§ **What you have to do**
An exact copy of the records is required, minus the pictures they hold.

>> start Information shown

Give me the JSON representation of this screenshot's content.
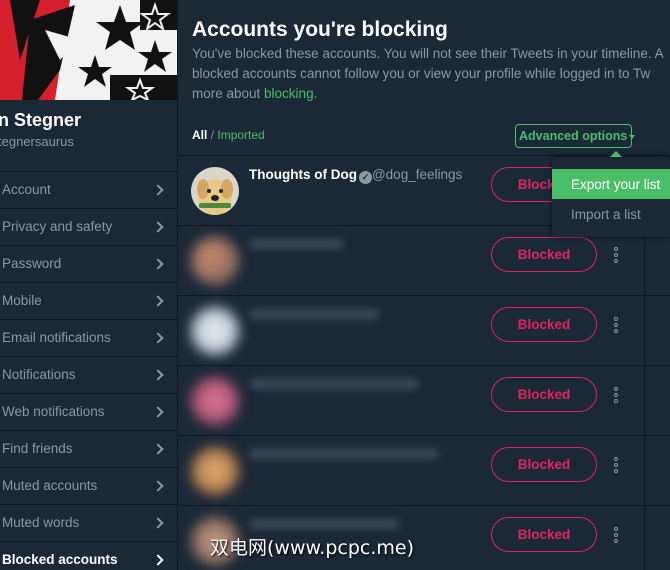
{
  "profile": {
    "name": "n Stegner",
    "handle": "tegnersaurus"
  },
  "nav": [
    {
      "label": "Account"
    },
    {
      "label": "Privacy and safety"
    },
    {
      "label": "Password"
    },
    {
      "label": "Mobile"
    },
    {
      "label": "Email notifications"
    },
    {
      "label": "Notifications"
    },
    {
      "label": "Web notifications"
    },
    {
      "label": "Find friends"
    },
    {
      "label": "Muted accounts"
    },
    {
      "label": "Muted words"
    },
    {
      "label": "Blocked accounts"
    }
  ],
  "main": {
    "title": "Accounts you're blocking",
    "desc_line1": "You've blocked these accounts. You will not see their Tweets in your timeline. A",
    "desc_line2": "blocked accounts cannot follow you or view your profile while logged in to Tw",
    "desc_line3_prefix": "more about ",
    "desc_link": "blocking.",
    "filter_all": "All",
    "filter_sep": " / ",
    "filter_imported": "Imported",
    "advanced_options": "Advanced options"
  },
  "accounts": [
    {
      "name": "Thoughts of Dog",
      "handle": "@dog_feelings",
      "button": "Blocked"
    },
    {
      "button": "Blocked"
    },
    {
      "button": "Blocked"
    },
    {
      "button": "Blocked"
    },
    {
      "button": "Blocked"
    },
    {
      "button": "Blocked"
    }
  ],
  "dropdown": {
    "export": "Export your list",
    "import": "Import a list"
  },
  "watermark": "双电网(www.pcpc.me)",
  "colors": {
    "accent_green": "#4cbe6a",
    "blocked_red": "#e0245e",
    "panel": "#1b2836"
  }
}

>> end Information shown

§ **Result of this task**
Give me the JSON representation of this screenshot's content.
{
  "profile": {
    "name": "n Stegner",
    "handle": "tegnersaurus"
  },
  "nav": [
    {
      "label": "Account"
    },
    {
      "label": "Privacy and safety"
    },
    {
      "label": "Password"
    },
    {
      "label": "Mobile"
    },
    {
      "label": "Email notifications"
    },
    {
      "label": "Notifications"
    },
    {
      "label": "Web notifications"
    },
    {
      "label": "Find friends"
    },
    {
      "label": "Muted accounts"
    },
    {
      "label": "Muted words"
    },
    {
      "label": "Blocked accounts"
    }
  ],
  "main": {
    "title": "Accounts you're blocking",
    "desc_line1": "You've blocked these accounts. You will not see their Tweets in your timeline. A",
    "desc_line2": "blocked accounts cannot follow you or view your profile while logged in to Tw",
    "desc_line3_prefix": "more about ",
    "desc_link": "blocking.",
    "filter_all": "All",
    "filter_sep": " / ",
    "filter_imported": "Imported",
    "advanced_options": "Advanced options"
  },
  "accounts": [
    {
      "name": "Thoughts of Dog",
      "handle": "@dog_feelings",
      "button": "Blocked"
    },
    {
      "button": "Blocked"
    },
    {
      "button": "Blocked"
    },
    {
      "button": "Blocked"
    },
    {
      "button": "Blocked"
    },
    {
      "button": "Blocked"
    }
  ],
  "dropdown": {
    "export": "Export your list",
    "import": "Import a list"
  },
  "watermark": "双电网(www.pcpc.me)",
  "colors": {
    "accent_green": "#4cbe6a",
    "blocked_red": "#e0245e",
    "panel": "#1b2836"
  }
}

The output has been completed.